Search the records below for the word "Horizontal". Pull out each line that has it.

[Extracted data entries]
+-------+
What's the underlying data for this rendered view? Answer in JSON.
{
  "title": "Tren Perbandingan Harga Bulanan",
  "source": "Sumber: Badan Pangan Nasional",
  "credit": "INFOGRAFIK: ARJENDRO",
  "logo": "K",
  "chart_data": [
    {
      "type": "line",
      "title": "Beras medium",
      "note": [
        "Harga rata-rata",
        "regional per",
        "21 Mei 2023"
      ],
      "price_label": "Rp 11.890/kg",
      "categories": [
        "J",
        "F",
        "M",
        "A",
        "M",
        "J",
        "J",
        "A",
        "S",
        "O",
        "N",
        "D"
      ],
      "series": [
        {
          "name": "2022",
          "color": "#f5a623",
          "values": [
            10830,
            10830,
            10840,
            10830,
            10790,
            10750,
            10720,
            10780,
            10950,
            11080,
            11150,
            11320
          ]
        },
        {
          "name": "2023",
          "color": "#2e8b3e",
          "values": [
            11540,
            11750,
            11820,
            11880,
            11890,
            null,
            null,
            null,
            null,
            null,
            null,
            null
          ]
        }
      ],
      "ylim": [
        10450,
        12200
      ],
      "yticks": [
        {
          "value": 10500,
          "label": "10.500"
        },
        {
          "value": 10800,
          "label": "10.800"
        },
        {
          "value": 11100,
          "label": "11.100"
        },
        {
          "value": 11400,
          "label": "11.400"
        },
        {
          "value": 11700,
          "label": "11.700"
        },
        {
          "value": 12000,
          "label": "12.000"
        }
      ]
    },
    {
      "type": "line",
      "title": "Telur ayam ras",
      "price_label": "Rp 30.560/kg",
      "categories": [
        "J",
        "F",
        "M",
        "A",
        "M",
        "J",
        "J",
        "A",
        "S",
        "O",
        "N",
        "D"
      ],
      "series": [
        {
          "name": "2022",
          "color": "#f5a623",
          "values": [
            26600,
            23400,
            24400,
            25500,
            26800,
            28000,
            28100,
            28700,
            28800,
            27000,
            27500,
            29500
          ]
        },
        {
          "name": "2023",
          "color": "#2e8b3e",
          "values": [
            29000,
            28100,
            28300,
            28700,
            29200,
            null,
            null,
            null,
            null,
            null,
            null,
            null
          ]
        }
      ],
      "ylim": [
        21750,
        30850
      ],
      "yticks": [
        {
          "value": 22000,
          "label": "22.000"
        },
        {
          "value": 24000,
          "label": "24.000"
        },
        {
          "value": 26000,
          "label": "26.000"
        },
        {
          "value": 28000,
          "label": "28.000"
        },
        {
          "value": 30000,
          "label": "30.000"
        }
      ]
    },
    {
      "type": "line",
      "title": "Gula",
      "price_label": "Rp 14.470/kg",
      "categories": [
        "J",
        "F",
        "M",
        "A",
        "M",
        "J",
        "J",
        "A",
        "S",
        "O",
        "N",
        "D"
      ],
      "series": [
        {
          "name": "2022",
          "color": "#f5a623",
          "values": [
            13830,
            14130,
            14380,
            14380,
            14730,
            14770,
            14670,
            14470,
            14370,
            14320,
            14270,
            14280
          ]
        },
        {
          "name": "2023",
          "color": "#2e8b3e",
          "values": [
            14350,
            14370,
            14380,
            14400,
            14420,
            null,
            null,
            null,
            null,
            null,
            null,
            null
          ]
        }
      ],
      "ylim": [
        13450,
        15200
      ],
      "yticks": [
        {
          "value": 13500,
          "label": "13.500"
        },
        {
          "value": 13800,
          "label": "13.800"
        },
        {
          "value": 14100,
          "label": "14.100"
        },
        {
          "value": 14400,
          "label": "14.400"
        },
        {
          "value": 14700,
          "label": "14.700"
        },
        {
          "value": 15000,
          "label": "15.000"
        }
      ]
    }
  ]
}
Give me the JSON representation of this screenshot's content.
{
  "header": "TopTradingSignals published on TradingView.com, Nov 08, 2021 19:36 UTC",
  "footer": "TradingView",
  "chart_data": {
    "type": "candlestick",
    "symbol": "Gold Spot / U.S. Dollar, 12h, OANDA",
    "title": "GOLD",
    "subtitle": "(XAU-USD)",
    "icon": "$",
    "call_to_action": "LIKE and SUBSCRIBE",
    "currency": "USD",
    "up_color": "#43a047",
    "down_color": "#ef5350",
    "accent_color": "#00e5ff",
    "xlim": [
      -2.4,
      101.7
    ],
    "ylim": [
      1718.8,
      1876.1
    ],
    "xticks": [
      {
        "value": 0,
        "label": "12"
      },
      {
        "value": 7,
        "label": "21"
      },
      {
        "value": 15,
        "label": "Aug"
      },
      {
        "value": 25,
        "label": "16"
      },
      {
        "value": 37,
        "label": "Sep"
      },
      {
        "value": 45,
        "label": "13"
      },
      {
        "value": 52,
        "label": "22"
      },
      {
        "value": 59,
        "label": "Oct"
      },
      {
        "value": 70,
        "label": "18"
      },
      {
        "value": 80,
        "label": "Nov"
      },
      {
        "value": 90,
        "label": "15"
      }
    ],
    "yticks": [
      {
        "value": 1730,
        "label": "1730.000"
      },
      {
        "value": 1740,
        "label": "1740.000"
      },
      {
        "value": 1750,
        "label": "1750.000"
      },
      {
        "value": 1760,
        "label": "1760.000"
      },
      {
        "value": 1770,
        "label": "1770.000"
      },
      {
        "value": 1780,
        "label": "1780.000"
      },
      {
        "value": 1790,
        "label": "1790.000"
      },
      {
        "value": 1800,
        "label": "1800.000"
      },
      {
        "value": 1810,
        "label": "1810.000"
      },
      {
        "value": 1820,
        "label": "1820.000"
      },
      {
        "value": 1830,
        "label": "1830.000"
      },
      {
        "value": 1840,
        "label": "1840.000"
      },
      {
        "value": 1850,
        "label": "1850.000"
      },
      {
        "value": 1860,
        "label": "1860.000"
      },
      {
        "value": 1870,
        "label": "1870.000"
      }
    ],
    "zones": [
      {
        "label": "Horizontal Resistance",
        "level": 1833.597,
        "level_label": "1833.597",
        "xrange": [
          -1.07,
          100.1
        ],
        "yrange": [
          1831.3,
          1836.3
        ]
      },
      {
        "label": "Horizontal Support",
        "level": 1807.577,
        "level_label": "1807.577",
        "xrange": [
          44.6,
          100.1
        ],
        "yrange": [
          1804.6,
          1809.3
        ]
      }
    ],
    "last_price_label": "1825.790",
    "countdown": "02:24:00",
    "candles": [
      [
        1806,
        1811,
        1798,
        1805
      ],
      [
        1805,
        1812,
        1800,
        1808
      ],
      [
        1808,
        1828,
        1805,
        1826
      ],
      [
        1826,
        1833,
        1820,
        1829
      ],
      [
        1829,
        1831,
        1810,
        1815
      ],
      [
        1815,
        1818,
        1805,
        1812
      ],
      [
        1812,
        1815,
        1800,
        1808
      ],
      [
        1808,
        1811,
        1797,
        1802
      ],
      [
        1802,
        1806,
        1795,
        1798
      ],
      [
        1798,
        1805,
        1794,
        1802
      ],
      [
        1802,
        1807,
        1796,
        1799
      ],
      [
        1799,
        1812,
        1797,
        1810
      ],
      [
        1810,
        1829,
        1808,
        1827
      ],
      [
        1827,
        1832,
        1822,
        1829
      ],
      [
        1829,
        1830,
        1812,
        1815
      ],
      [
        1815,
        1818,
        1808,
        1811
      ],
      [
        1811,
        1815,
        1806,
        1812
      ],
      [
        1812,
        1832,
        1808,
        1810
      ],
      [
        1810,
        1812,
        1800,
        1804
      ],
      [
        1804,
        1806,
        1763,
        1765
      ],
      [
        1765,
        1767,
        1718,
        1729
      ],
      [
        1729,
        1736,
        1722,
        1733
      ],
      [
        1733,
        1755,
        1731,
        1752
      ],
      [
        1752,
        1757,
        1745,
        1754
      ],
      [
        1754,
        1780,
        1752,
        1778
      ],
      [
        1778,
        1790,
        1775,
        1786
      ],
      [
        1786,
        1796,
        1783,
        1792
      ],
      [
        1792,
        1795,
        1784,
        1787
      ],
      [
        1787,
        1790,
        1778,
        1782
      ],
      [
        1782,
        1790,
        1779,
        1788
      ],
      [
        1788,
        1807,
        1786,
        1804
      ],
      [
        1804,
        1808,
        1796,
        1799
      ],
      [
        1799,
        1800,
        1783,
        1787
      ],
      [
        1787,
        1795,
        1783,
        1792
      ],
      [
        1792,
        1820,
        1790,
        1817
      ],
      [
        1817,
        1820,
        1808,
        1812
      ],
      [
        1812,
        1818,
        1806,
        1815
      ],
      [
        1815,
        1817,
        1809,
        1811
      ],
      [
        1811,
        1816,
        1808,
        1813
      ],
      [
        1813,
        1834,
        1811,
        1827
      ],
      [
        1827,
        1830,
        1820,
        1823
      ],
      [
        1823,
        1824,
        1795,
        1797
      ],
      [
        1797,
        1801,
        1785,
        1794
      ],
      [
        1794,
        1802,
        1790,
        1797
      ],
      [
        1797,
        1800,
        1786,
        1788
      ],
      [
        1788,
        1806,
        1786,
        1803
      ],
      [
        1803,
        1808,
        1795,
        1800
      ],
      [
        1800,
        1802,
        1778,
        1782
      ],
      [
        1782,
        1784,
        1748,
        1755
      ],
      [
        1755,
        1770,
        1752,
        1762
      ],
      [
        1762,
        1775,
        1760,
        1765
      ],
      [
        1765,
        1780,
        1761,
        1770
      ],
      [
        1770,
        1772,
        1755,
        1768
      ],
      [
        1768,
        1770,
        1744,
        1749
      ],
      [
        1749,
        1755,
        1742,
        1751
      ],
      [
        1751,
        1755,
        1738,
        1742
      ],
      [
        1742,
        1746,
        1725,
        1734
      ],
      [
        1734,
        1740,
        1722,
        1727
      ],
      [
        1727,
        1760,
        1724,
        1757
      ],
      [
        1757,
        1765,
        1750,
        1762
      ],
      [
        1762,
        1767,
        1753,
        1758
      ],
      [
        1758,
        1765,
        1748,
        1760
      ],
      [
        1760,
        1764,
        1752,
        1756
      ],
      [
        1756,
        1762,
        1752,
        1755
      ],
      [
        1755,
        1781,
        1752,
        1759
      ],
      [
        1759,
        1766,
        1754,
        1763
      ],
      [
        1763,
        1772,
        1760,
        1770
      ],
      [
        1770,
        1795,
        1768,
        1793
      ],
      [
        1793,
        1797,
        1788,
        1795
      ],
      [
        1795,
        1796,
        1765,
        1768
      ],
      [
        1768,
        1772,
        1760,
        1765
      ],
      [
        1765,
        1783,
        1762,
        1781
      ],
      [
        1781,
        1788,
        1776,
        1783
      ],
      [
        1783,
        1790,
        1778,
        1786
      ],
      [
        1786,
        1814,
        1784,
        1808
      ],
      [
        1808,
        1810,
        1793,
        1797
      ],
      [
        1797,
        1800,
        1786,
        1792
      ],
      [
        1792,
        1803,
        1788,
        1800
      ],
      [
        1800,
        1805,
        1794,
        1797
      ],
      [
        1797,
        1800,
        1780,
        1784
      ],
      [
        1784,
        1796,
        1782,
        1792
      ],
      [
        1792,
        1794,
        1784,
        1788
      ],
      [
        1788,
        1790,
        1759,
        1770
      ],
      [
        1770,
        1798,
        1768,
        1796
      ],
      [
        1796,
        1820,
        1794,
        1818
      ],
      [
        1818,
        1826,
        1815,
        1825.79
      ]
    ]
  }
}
+-------+
- The solution
        "label": "Horizontal Resistance",
        "label": "Horizontal Support",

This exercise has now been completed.